What the task requires: Which lines hold the word "правильно"? Copy each one.

━━━━━━━━━━━━━━━━━━━━━━━━━━━━━━

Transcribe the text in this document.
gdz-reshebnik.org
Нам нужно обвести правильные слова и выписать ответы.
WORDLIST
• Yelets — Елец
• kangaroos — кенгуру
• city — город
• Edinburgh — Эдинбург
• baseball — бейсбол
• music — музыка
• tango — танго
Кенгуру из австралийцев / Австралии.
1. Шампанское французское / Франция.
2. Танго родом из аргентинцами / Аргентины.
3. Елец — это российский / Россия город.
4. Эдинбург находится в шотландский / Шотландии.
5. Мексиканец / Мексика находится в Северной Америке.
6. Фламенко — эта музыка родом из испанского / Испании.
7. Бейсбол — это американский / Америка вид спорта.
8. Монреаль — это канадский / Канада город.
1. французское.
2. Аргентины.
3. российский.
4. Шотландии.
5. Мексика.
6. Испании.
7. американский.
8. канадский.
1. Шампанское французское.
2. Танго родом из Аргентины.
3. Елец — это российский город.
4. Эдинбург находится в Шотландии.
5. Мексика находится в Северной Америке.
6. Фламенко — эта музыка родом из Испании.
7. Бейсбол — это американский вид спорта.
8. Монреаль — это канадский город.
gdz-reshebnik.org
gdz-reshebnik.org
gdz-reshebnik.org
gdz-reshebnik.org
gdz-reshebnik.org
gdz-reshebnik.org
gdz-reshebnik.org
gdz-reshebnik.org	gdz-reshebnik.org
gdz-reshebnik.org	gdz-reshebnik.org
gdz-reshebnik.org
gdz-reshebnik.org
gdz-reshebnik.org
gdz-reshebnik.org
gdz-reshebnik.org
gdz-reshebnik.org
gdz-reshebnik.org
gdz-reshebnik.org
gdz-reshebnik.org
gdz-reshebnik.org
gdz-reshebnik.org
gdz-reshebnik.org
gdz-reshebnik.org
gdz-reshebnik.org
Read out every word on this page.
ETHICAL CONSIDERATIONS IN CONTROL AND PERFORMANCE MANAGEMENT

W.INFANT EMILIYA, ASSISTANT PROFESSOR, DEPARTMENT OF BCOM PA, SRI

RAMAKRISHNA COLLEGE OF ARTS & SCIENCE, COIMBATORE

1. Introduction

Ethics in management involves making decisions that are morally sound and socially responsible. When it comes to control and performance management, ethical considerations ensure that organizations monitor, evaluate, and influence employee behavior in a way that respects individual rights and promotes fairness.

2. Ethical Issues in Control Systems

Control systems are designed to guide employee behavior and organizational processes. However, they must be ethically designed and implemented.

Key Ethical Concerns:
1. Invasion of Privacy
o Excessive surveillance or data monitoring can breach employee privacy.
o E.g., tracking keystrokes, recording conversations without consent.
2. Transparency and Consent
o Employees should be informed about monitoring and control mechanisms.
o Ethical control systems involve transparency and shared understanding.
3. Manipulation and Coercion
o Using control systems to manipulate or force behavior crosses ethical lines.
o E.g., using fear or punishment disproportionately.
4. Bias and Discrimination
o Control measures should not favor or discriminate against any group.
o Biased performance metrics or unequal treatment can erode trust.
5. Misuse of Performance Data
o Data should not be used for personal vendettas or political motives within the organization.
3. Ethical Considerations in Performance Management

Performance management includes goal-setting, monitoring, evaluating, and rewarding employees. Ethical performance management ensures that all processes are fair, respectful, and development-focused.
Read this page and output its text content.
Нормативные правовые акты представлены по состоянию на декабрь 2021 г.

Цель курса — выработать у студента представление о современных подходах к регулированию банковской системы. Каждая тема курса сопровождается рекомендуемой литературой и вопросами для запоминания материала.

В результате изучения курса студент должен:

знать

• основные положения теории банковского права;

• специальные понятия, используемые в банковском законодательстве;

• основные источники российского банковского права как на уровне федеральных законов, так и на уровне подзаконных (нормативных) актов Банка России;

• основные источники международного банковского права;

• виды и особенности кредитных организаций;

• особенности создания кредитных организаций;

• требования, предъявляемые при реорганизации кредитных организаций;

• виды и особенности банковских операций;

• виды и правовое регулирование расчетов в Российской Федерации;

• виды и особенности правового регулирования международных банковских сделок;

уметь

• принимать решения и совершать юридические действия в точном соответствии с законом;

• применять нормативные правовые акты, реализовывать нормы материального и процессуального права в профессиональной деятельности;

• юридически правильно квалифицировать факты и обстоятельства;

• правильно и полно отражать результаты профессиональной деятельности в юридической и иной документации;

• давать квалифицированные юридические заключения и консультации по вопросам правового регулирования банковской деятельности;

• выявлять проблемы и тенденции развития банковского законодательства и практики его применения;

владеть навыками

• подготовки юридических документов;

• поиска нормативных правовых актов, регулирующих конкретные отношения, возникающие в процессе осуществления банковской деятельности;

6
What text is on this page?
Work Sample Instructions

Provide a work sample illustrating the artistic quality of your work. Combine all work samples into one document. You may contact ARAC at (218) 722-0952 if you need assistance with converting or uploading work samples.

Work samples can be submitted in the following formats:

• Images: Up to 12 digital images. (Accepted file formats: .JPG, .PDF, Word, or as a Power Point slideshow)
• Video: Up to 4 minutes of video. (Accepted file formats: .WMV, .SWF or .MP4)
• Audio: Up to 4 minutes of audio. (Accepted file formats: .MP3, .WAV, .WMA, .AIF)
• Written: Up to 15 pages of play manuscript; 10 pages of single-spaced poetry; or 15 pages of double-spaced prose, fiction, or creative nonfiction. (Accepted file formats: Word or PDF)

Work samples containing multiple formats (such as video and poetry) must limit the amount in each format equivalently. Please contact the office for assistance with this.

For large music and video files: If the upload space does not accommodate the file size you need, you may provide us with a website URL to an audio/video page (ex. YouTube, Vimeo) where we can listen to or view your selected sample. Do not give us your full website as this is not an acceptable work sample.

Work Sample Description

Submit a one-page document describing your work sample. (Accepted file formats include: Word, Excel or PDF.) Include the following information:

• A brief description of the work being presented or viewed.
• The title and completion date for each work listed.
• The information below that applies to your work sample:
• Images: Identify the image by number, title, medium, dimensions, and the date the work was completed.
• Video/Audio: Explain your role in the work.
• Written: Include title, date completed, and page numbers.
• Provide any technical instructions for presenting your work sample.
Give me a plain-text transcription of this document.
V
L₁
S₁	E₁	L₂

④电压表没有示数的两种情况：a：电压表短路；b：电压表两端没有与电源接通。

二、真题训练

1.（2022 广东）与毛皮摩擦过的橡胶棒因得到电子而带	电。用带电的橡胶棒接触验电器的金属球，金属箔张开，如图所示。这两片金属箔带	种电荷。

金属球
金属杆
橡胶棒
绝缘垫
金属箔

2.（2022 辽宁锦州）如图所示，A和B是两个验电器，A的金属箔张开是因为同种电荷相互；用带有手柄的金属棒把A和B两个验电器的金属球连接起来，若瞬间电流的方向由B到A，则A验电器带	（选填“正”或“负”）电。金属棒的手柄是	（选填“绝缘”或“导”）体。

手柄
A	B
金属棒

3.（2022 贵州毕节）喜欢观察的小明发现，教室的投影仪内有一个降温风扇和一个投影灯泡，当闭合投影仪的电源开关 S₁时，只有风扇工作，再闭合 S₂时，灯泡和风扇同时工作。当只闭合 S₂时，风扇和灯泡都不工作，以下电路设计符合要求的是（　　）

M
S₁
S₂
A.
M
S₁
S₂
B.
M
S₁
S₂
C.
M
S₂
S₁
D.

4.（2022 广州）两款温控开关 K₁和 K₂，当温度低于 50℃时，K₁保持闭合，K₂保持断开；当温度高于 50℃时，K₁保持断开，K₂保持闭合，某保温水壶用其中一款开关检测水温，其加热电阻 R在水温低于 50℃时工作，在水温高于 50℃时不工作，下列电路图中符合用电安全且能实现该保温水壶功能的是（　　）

━━━━━━━━━━━━━━━━━━━━━━━━━━━━━━

Written solution:
• юридически правильно квалифицировать факты и обстоятельства;
• правильно и полно отражать результаты профессиональной деятельности в юридической и иной документации;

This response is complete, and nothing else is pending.